Stated problem. Reproduce the data in its entirety, exactly as supplied.

##############################

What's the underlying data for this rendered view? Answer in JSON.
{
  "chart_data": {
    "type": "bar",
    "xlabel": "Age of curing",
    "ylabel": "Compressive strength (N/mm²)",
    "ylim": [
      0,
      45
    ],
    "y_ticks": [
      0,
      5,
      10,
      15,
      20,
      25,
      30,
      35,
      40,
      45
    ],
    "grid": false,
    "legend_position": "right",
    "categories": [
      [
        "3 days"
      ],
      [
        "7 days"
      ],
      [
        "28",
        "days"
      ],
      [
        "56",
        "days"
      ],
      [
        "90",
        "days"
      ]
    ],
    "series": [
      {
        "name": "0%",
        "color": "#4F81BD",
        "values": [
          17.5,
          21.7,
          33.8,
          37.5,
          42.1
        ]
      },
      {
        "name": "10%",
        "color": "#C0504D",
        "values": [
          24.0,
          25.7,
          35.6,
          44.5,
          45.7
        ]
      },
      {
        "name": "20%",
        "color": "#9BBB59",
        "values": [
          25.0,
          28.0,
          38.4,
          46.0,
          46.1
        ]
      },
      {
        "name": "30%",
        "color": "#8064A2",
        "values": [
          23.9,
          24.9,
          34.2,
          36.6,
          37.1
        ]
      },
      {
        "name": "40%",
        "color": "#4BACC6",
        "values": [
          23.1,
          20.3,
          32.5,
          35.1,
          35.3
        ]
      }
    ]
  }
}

##############################

Solution.
What's the underlying data for this rendered view? Answer in JSON.
{
  "chart_data": {
    "type": "bar",
    "xlabel": "Age of curing",
    "ylabel": "Compressive strength (N/mm²)",
    "ylim": [
      0,
      45
    ],
    "y_ticks": [
      0,
      5,
      10,
      15,
      20,
      25,
      30,
      35,
      40,
      45
    ],
    "grid": false,
    "legend_position": "right",
    "categories": [
      [
        "3 days"
      ],
      [
        "7 days"
      ],
      [
        "28",
        "days"
      ],
      [
        "56",
        "days"
      ],
      [
        "90",
        "days"
      ]
    ],
    "series": [
      {
        "name": "0%",
        "color": "#4F81BD",
        "values": [
          17.5,
          21.7,
          33.8,
          37.5,
          42.1
        ]
      },
      {
        "name": "10%",
        "color": "#C0504D",
        "values": [
          24.0,
          25.7,
          35.6,
          44.5,
          45.7
        ]
      },
      {
        "name": "20%",
        "color": "#9BBB59",
        "values": [
          25.0,
          28.0,
          38.4,
          46.0,
          46.1
        ]
      },
      {
        "name": "30%",
        "color": "#8064A2",
        "values": [
          23.9,
          24.9,
          34.2,
          36.6,
          37.1
        ]
      },
      {
        "name": "40%",
        "color": "#4BACC6",
        "values": [
          23.1,
          20.3,
          32.5,
          35.1,
          35.3
        ]
      }
    ]
  }
}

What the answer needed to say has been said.